_Exercise directions:_
Make an exact copy of the records, with the pictures left out.

(Extracted records)
[BEGIN]

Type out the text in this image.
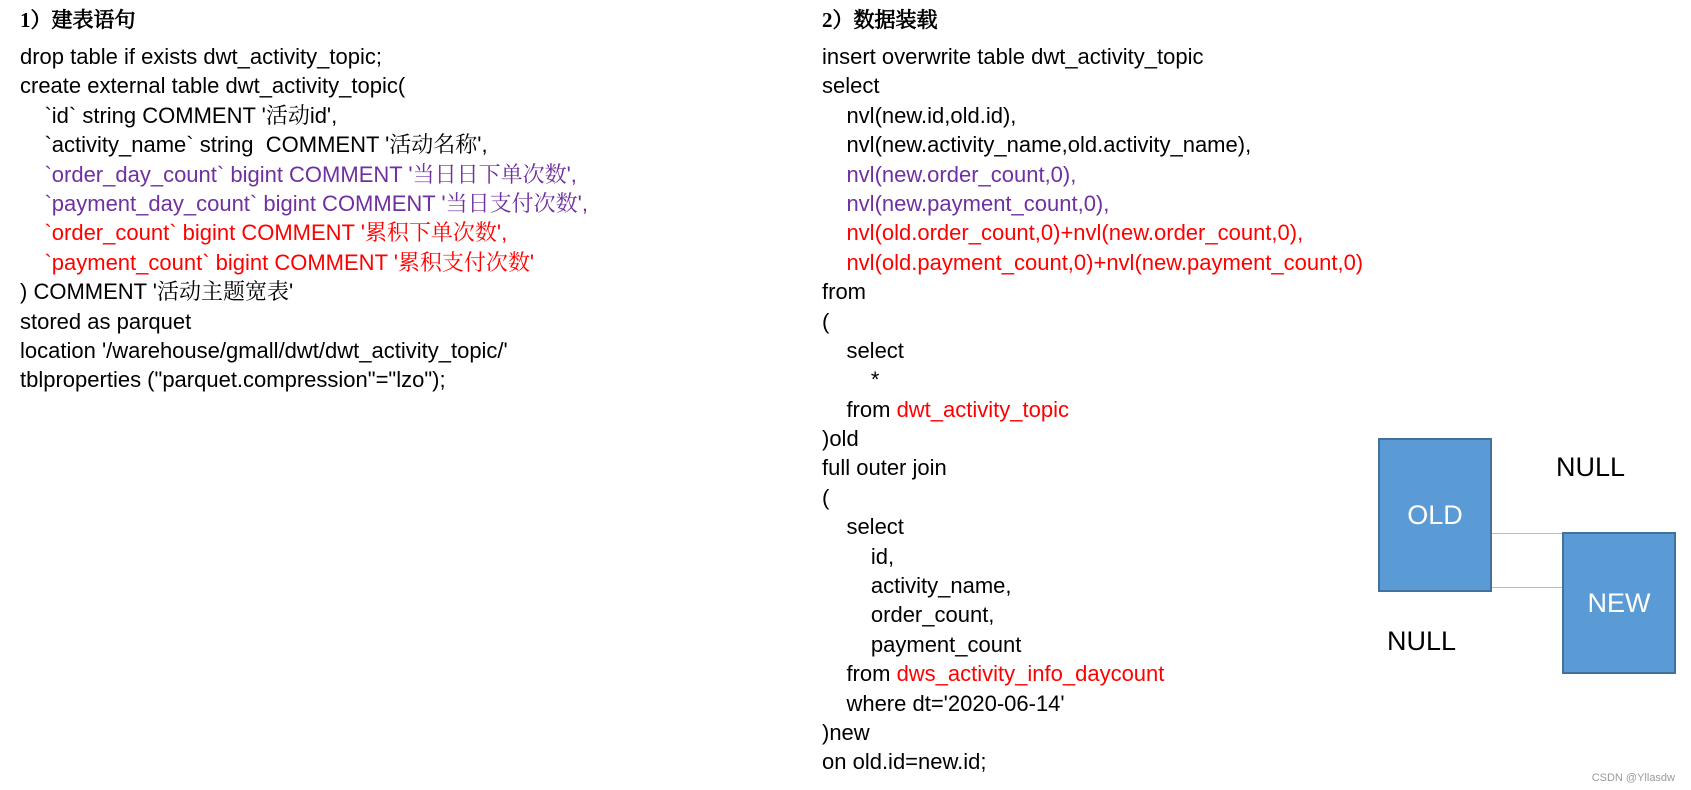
1）建表语句
drop table if exists dwt_activity_topic;
create external table dwt_activity_topic(
`id` string COMMENT '活动id',
`activity_name` string  COMMENT '活动名称',
`order_day_count` bigint COMMENT '当日日下单次数',
`payment_day_count` bigint COMMENT '当日支付次数',
`order_count` bigint COMMENT '累积下单次数',
`payment_count` bigint COMMENT '累积支付次数'
) COMMENT '活动主题宽表'
stored as parquet
location '/warehouse/gmall/dwt/dwt_activity_topic/'
tblproperties ("parquet.compression"="lzo");
2）数据装载
insert overwrite table dwt_activity_topic
select
nvl(new.id,old.id),
nvl(new.activity_name,old.activity_name),
nvl(new.order_count,0),
nvl(new.payment_count,0),
nvl(old.order_count,0)+nvl(new.order_count,0),
nvl(old.payment_count,0)+nvl(new.payment_count,0)
from
(
select
*
from dwt_activity_topic
)old
full outer join
(
select
id,
activity_name,
order_count,
payment_count
from dws_activity_info_daycount
where dt='2020-06-14'
)new
on old.id=new.id;
OLD
NEW
NULL
NULL
CSDN @Yllasdw
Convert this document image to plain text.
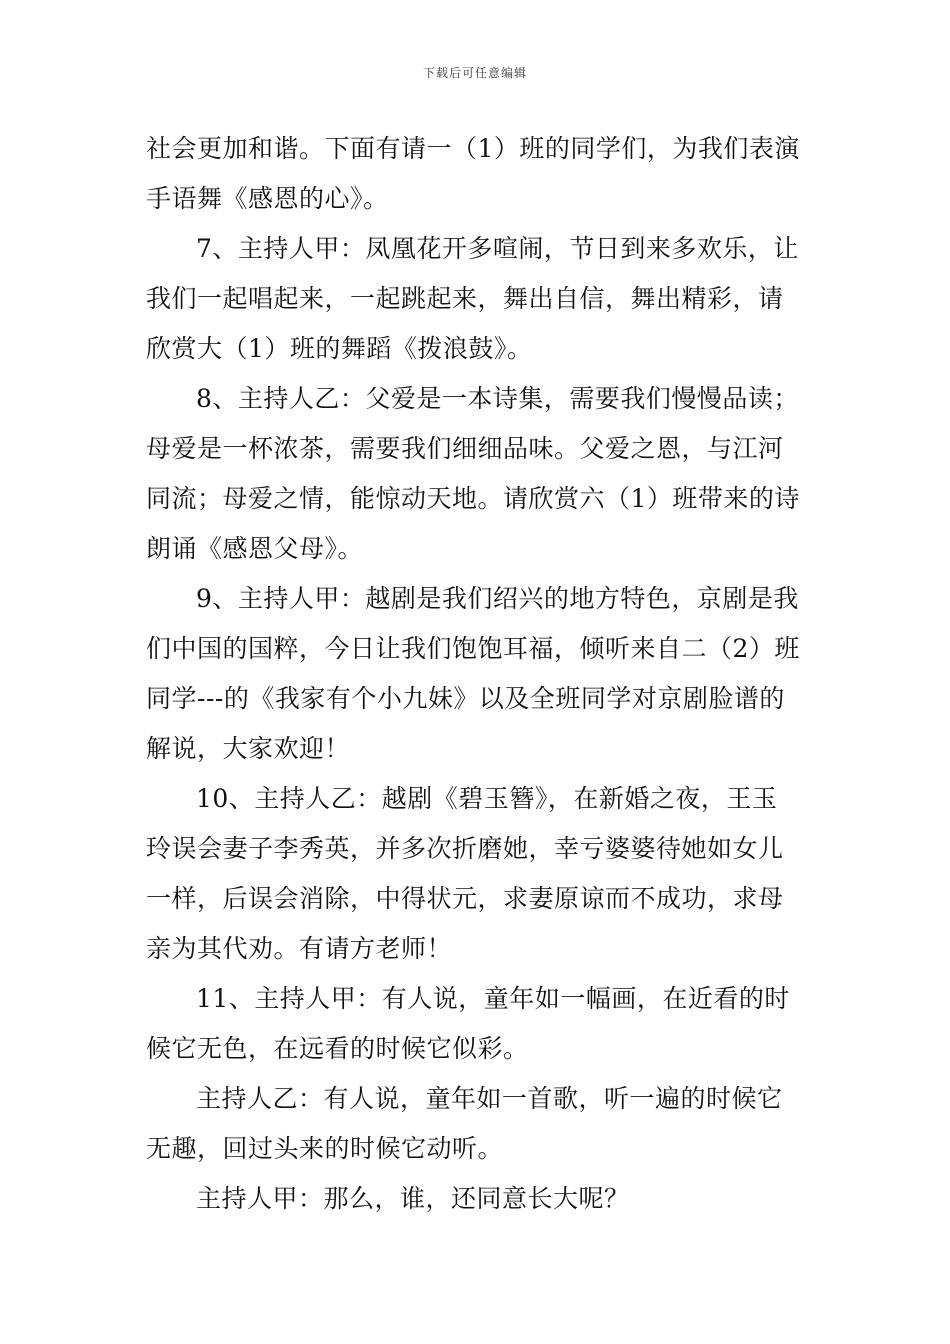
下载后可任意编辑
社会更加和谐。下面有请一（1）班的同学们，为我们表演
手语舞《感恩的心》。
7、主持人甲：凤凰花开多喧闹，节日到来多欢乐，让
我们一起唱起来，一起跳起来，舞出自信，舞出精彩，请
欣赏大（1）班的舞蹈《拨浪鼓》。
8、主持人乙：父爱是一本诗集，需要我们慢慢品读；
母爱是一杯浓茶，需要我们细细品味。父爱之恩，与江河
同流；母爱之情，能惊动天地。请欣赏六（1）班带来的诗
朗诵《感恩父母》。
9、主持人甲：越剧是我们绍兴的地方特色，京剧是我
们中国的国粹，今日让我们饱饱耳福，倾听来自二（2）班
同学---的《我家有个小九妹》以及全班同学对京剧脸谱的
解说，大家欢迎！
10、主持人乙：越剧《碧玉簪》，在新婚之夜，王玉
玲误会妻子李秀英，并多次折磨她，幸亏婆婆待她如女儿
一样，后误会消除，中得状元，求妻原谅而不成功，求母
亲为其代劝。有请方老师！
11、主持人甲：有人说，童年如一幅画，在近看的时
候它无色，在远看的时候它似彩。
主持人乙：有人说，童年如一首歌，听一遍的时候它
无趣，回过头来的时候它动听。
主持人甲：那么，谁，还同意长大呢？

[END]

_Response to the exercise:_
Type out the text in this image.
1）建表语句
drop table if exists dwt_activity_topic;
create external table dwt_activity_topic(
`id` string COMMENT '活动id',
`activity_name` string  COMMENT '活动名称',
`order_day_count` bigint COMMENT '当日日下单次数',
`payment_day_count` bigint COMMENT '当日支付次数',
`order_count` bigint COMMENT '累积下单次数',
`payment_count` bigint COMMENT '累积支付次数'
) COMMENT '活动主题宽表'
stored as parquet
location '/warehouse/gmall/dwt/dwt_activity_topic/'
tblproperties ("parquet.compression"="lzo");
2）数据装载
insert overwrite table dwt_activity_topic
select
nvl(new.id,old.id),
nvl(new.activity_name,old.activity_name),
nvl(new.order_count,0),
nvl(new.payment_count,0),
nvl(old.order_count,0)+nvl(new.order_count,0),
nvl(old.payment_count,0)+nvl(new.payment_count,0)
from
(
select
*
from dwt_activity_topic
)old
full outer join
(
select
id,
activity_name,
order_count,
payment_count
from dws_activity_info_daycount
where dt='2020-06-14'
)new
on old.id=new.id;
OLD
NEW
NULL
NULL
CSDN @Yllasdw
Convert this document image to plain text.
下载后可任意编辑
社会更加和谐。下面有请一（1）班的同学们，为我们表演
手语舞《感恩的心》。
7、主持人甲：凤凰花开多喧闹，节日到来多欢乐，让
我们一起唱起来，一起跳起来，舞出自信，舞出精彩，请
欣赏大（1）班的舞蹈《拨浪鼓》。
8、主持人乙：父爱是一本诗集，需要我们慢慢品读；
母爱是一杯浓茶，需要我们细细品味。父爱之恩，与江河
同流；母爱之情，能惊动天地。请欣赏六（1）班带来的诗
朗诵《感恩父母》。
9、主持人甲：越剧是我们绍兴的地方特色，京剧是我
们中国的国粹，今日让我们饱饱耳福，倾听来自二（2）班
同学---的《我家有个小九妹》以及全班同学对京剧脸谱的
解说，大家欢迎！
10、主持人乙：越剧《碧玉簪》，在新婚之夜，王玉
玲误会妻子李秀英，并多次折磨她，幸亏婆婆待她如女儿
一样，后误会消除，中得状元，求妻原谅而不成功，求母
亲为其代劝。有请方老师！
11、主持人甲：有人说，童年如一幅画，在近看的时
候它无色，在远看的时候它似彩。
主持人乙：有人说，童年如一首歌，听一遍的时候它
无趣，回过头来的时候它动听。
主持人甲：那么，谁，还同意长大呢？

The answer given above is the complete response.